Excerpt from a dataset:
▬▬▬▬▬▬

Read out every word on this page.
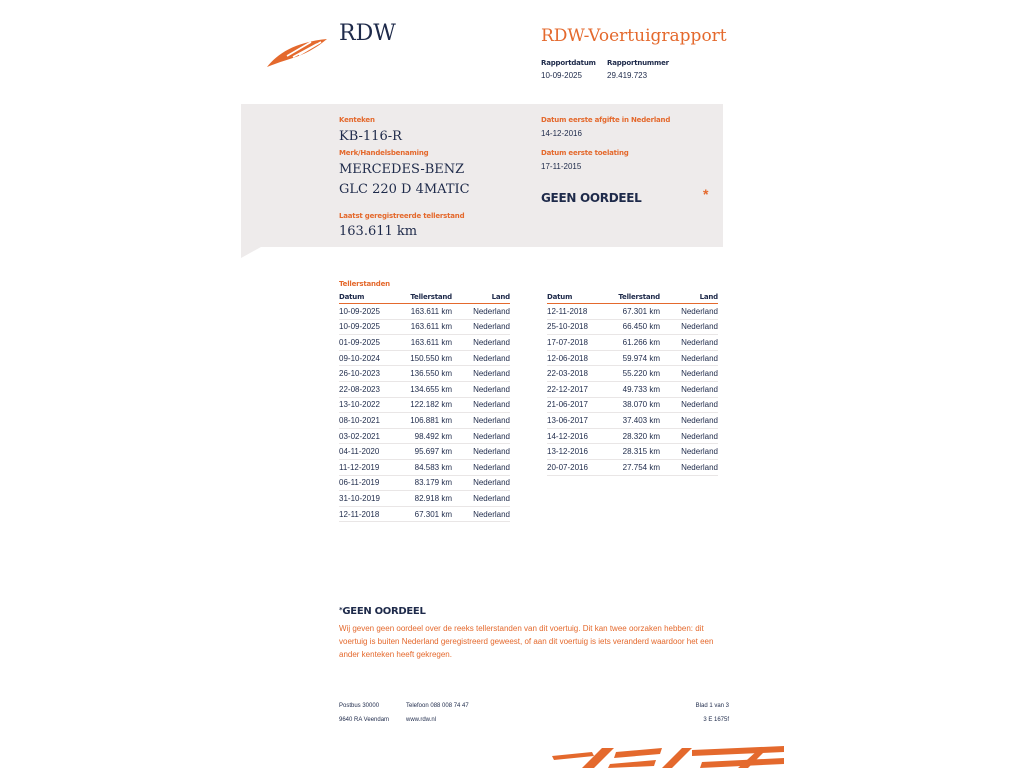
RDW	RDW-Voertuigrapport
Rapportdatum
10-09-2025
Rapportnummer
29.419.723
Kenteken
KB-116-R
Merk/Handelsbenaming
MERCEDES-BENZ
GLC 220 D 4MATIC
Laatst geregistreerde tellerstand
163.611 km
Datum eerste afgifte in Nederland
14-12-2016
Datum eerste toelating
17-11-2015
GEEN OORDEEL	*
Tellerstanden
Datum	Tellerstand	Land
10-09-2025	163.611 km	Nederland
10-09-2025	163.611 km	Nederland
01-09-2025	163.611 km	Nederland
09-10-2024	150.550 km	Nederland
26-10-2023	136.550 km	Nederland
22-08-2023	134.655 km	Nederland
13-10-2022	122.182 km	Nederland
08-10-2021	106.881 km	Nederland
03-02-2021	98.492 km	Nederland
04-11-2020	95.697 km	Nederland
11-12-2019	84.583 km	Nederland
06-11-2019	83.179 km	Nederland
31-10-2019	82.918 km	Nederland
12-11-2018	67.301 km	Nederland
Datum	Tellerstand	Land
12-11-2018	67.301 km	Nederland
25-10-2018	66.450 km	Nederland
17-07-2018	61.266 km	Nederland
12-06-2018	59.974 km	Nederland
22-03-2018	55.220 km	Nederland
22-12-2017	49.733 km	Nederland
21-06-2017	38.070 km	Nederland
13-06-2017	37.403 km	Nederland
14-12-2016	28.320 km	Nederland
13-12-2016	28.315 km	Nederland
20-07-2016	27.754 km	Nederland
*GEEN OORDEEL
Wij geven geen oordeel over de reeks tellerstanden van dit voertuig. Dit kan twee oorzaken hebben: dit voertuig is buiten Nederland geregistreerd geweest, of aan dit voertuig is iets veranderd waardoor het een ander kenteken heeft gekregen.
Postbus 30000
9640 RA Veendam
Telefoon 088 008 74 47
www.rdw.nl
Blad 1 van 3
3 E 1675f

▬▬▬▬▬▬

- REQUIRED TASK -
Output every entry exactly as given; pictures are not part of the copy.

- WRITTEN SOLUTION -
Read out every word on this page.
RDW	RDW-Voertuigrapport
Rapportdatum
10-09-2025
Rapportnummer
29.419.723
Kenteken
KB-116-R
Merk/Handelsbenaming
MERCEDES-BENZ
GLC 220 D 4MATIC
Laatst geregistreerde tellerstand
163.611 km
Datum eerste afgifte in Nederland
14-12-2016
Datum eerste toelating
17-11-2015
GEEN OORDEEL	*
Tellerstanden
Datum	Tellerstand	Land
10-09-2025	163.611 km	Nederland
10-09-2025	163.611 km	Nederland
01-09-2025	163.611 km	Nederland
09-10-2024	150.550 km	Nederland
26-10-2023	136.550 km	Nederland
22-08-2023	134.655 km	Nederland
13-10-2022	122.182 km	Nederland
08-10-2021	106.881 km	Nederland
03-02-2021	98.492 km	Nederland
04-11-2020	95.697 km	Nederland
11-12-2019	84.583 km	Nederland
06-11-2019	83.179 km	Nederland
31-10-2019	82.918 km	Nederland
12-11-2018	67.301 km	Nederland
Datum	Tellerstand	Land
12-11-2018	67.301 km	Nederland
25-10-2018	66.450 km	Nederland
17-07-2018	61.266 km	Nederland
12-06-2018	59.974 km	Nederland
22-03-2018	55.220 km	Nederland
22-12-2017	49.733 km	Nederland
21-06-2017	38.070 km	Nederland
13-06-2017	37.403 km	Nederland
14-12-2016	28.320 km	Nederland
13-12-2016	28.315 km	Nederland
20-07-2016	27.754 km	Nederland
*GEEN OORDEEL
Wij geven geen oordeel over de reeks tellerstanden van dit voertuig. Dit kan twee oorzaken hebben: dit voertuig is buiten Nederland geregistreerd geweest, of aan dit voertuig is iets veranderd waardoor het een ander kenteken heeft gekregen.
Postbus 30000
9640 RA Veendam
Telefoon 088 008 74 47
www.rdw.nl
Blad 1 van 3
3 E 1675f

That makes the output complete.